For each line that holds "Скорость", copy the line out.
═════ Supplied data ═════
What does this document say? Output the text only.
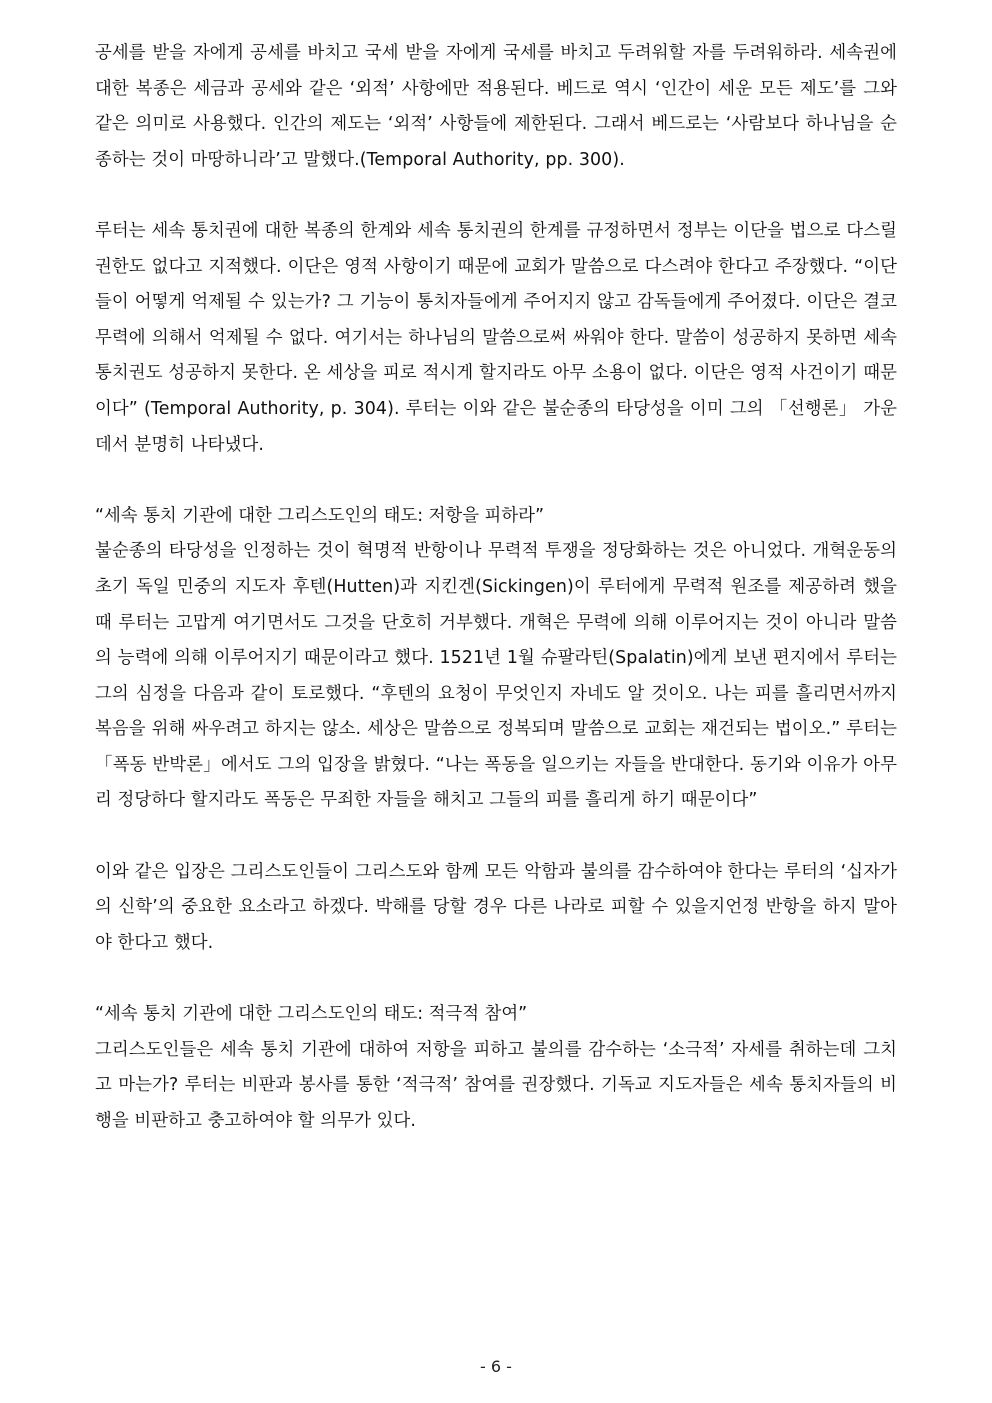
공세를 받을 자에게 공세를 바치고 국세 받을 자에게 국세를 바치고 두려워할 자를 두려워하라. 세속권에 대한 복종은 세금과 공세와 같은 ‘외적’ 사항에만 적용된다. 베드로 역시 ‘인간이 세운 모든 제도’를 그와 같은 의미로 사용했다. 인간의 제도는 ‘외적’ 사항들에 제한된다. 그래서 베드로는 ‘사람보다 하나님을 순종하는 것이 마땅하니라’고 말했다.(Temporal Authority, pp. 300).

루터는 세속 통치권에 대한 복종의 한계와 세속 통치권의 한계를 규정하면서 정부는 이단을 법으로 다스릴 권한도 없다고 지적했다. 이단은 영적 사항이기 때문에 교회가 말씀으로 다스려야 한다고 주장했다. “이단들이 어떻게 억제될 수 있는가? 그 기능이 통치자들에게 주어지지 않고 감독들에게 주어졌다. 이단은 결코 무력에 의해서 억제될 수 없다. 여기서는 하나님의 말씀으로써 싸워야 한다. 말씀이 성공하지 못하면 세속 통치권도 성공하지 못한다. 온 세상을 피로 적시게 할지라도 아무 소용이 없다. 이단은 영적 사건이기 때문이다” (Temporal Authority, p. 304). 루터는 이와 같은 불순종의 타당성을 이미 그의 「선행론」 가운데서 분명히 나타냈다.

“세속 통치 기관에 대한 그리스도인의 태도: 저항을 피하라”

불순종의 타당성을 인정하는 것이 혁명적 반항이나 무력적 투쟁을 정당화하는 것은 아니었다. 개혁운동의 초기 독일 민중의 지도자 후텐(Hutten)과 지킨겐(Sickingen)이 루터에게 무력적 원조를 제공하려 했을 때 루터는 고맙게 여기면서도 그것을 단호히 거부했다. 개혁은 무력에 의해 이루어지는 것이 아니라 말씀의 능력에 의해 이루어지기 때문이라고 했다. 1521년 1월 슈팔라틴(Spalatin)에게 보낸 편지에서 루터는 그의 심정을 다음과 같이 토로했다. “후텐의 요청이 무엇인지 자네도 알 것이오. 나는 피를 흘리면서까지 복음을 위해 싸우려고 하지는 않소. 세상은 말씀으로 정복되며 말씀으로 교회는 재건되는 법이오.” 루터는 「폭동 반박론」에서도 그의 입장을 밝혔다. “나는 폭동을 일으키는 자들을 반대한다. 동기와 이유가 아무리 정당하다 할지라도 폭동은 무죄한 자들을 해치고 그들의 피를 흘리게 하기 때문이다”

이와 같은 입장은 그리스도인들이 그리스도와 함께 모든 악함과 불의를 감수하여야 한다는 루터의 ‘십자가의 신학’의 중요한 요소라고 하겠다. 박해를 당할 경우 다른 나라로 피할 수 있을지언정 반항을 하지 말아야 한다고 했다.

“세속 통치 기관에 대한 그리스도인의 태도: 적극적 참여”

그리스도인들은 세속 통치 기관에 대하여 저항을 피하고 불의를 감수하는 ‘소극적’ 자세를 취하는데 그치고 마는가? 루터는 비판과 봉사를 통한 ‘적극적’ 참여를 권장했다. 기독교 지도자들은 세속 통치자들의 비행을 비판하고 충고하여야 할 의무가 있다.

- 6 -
═════
═════ Supplied data ═════
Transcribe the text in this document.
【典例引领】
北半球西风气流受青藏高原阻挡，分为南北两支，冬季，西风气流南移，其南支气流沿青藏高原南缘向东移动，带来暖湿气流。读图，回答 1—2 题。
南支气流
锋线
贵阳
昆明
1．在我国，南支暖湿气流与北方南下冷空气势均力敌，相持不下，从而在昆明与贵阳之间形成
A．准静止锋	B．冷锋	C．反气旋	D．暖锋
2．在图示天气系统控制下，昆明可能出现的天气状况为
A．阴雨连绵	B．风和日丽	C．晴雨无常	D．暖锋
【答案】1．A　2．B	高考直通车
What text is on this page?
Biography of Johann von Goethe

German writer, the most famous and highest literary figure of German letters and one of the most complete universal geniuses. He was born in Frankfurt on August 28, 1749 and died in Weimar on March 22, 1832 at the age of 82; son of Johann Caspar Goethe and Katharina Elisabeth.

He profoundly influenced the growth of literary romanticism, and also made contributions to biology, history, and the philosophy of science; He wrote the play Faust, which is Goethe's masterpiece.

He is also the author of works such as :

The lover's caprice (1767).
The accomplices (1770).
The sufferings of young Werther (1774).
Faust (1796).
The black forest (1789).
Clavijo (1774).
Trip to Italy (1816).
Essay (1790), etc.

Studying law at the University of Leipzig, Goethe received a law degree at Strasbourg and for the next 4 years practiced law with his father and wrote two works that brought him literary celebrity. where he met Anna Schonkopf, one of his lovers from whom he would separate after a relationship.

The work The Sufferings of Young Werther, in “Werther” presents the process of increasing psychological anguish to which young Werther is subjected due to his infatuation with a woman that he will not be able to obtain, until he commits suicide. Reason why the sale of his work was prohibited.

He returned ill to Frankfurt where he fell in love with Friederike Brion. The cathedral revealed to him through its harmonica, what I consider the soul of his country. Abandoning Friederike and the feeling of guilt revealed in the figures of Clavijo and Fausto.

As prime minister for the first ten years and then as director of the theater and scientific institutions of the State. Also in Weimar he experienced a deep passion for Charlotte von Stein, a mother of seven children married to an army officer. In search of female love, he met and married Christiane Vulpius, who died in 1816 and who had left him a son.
═════
═════ Supplied data ═════
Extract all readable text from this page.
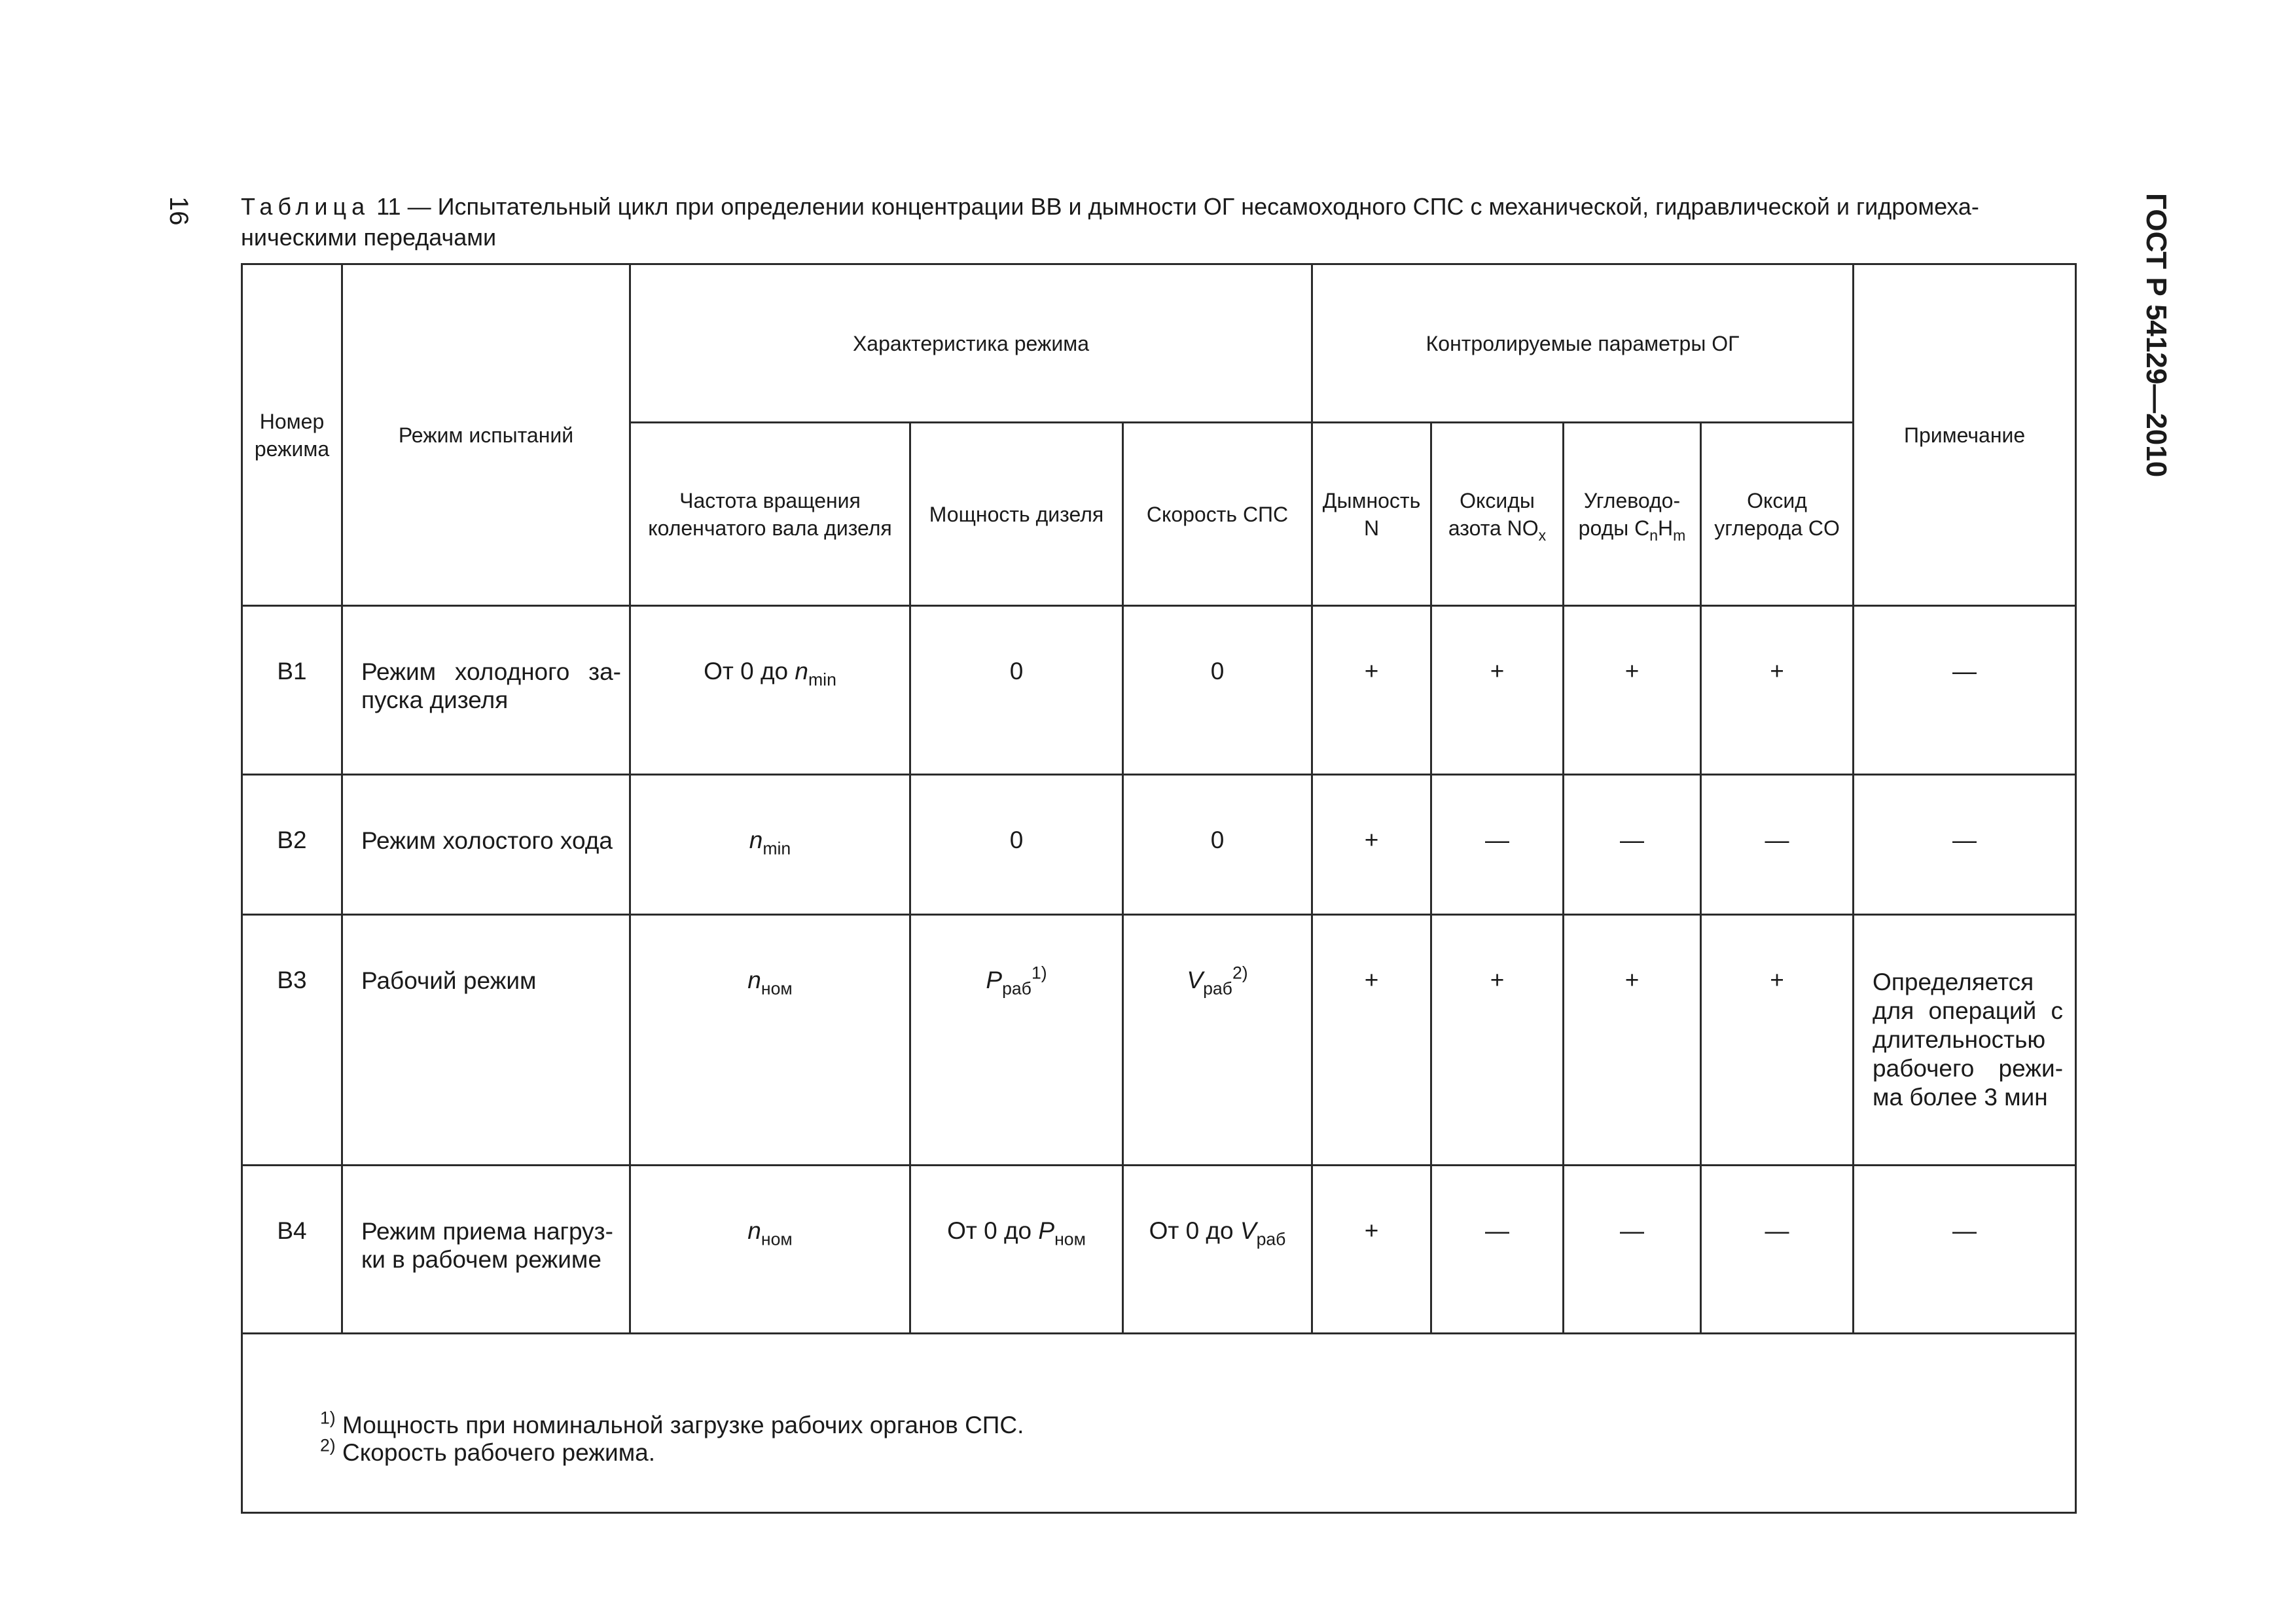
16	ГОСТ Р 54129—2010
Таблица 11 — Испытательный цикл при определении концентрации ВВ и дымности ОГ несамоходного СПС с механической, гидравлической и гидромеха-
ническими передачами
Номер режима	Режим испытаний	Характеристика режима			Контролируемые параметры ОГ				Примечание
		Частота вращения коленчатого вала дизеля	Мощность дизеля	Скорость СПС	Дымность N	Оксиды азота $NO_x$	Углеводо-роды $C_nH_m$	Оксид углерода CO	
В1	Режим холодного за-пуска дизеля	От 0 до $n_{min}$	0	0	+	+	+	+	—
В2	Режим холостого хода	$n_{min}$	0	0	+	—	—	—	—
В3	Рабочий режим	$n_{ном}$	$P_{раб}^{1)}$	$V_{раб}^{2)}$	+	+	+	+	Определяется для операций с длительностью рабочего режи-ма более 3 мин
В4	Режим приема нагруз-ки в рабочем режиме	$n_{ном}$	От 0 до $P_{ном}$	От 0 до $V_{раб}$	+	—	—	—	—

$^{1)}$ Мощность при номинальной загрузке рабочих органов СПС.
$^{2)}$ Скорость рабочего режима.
═════
◆ **Expected answer**:
		Частота вращения коленчатого вала дизеля	Мощность дизеля	Скорость СПС	Дымность N	Оксиды азота $NO_x$	Углеводо-роды $C_nH_m$	Оксид углерода CO	
$^{2)}$ Скорость рабочего режима.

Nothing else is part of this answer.